Le Québec offre aux Québécois et aux citoyens du monde un système d'enseignement supérieur public, une entreprise admirable. Depuis la grande réforme des années 1960, les Québécois ont profité d'un réseau d'établissements d'enseignement publics installés aux quatre coins de la province, ou presque.
Le Québec est une grande province et cette réforme coûteuse a nécessité l'engagement de gouvernements successifs, fédéraux et provinciaux. Les paiements de transfert fédéraux ont financé une grande partie de l'immense projet québécois, mais les contribuables de la province y ont aussi participé et ont reconnu son importance.
Les étudiants de tout le Canada et du monde connaissent le système québécois et l'apprécient. Ils maintiennent même des liens d'affaires et culturels avec le Québec parce qu'ils ont étudié dans ses universités. Les diplômés qui choisissent de s'établir au Québec jouent un rôle crucial dans la modernisation de sa vie sociale et économique. La littérature et les arts du Québec suscitent l'envie de tous.
§ §
# Consignes
1. Indiquez si chacune des affirmations (a), (b) et (c) concorde avec le texte sur l'enseignement supérieur au Québec, en répondant par oui ou non et en citant fidèlement les mots décisifs.
(a) La réforme des années 1960 a été financée uniquement par les contribuables québécois.
(b) Des étudiants ayant fréquenté les universités québécoises gardent des liens d'affaires et culturels avec le Québec.
(c) Le réseau d'établissements publics couvre la totalité du territoire de la province, sans exception.
2. Répondez aux questions suivantes à partir du texte sur l'enseignement supérieur au Québec.
(a) De quelle décennie date la grande réforme ?
(b) Quels gouvernements ont dû s'engager dans cette réforme ?
(c) Quel rôle jouent les diplômés qui choisissent de s'établir au Québec ?
3. Poursuivez le texte sur l'enseignement supérieur au Québec à la suite de sa dernière phrase.
Les lignes qui suivent proviennent d'une autre source.

# Segment de données
§ §
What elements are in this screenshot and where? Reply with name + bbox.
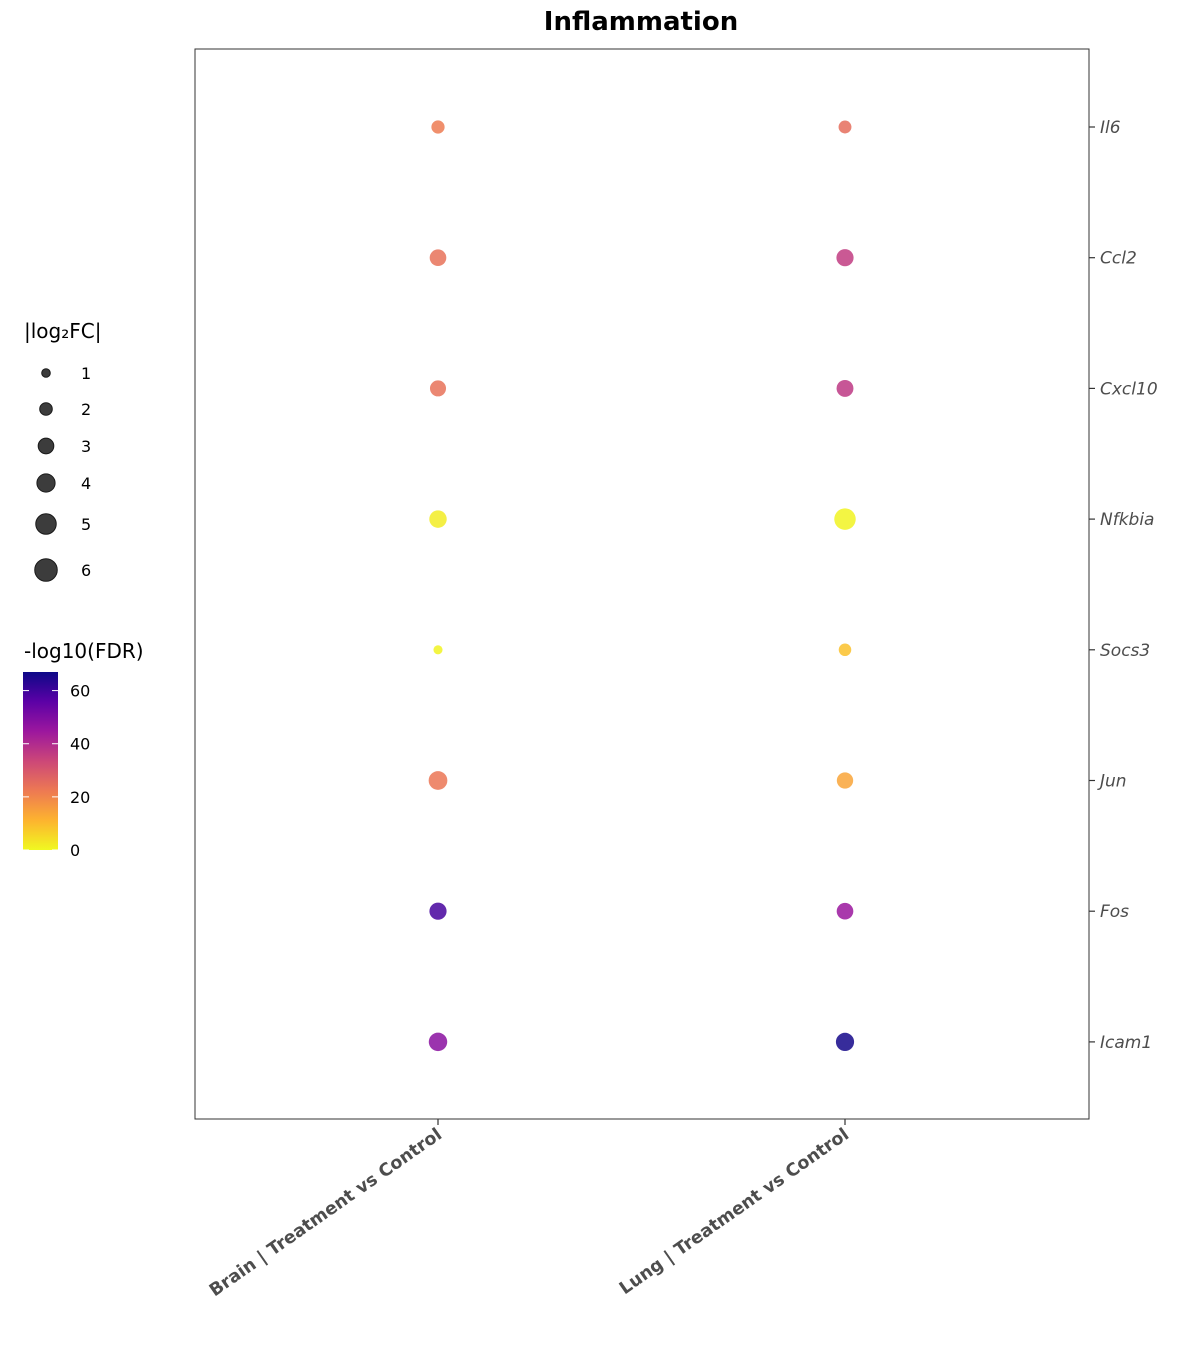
§ §
# Résultats finaux
1.
(a) Non : « Les paiements de transfert fédéraux ont financé une grande partie de l'immense projet québécois »
(b) Oui : « Ils maintiennent même des liens d'affaires et culturels avec le Québec parce qu'ils ont étudié dans ses universités. »
(c) Non : « installés aux quatre coins de la province, ou presque »

2.
(a) Des années 1960.
(b) Des gouvernements successifs, fédéraux et provinciaux.
(c) Ils jouent un rôle crucial dans la modernisation de la vie sociale et économique du Québec.

3.
Cette grande entreprise est menacée cependant. En effet, à la fin de novembre, le gouvernement du Québec a annoncé sa décision d'imposer des droits de scolarité différentiels aux étudiants canadiens non résidents du Québec et fréquentant des universités québécoises (voir aux pages 6 et 7).
C'est la troisième fois que le Québec s'écarte de son engagement à offrir un enseignement supérieur et public. Le premier écart s'est produit il ya quelques années alors que le gouvernement a décidé de majorer les droits de scolarité pour les étudiants étrangers. Le Québec ne s'est toutefois pas démarqué des autres provinces puisqu'il leur emboîtait le pas. Nous regrettons tous cette décision par ailleurs.
Le Québec a ensuite décidé que ses étudiants n'auraient normalement pas droit à une aide financière s'ils allaient étudier à l'extérieur de la province. Aucune de ces mesures n'appuie l'accessibilité ou la mobilité. Pourtant, le Conseil des ministres de l'Éducation (CMEC) a fait la promesse explicite en 1993 que toutes les provinces augmenteraient leurs efforts en matière de mobilité et non le contraire. Le Québec, d'ailleurs, n'est pas la seule province à avoir reculé, une raison de plus de s'inquiéter de sa dernière décision.
Au Québec, comme ailleurs, les deux paliers de gouvernement ont veillé jusqu'à tout récemment à rendre le système accessible aux étudiants canadiens et étrangers.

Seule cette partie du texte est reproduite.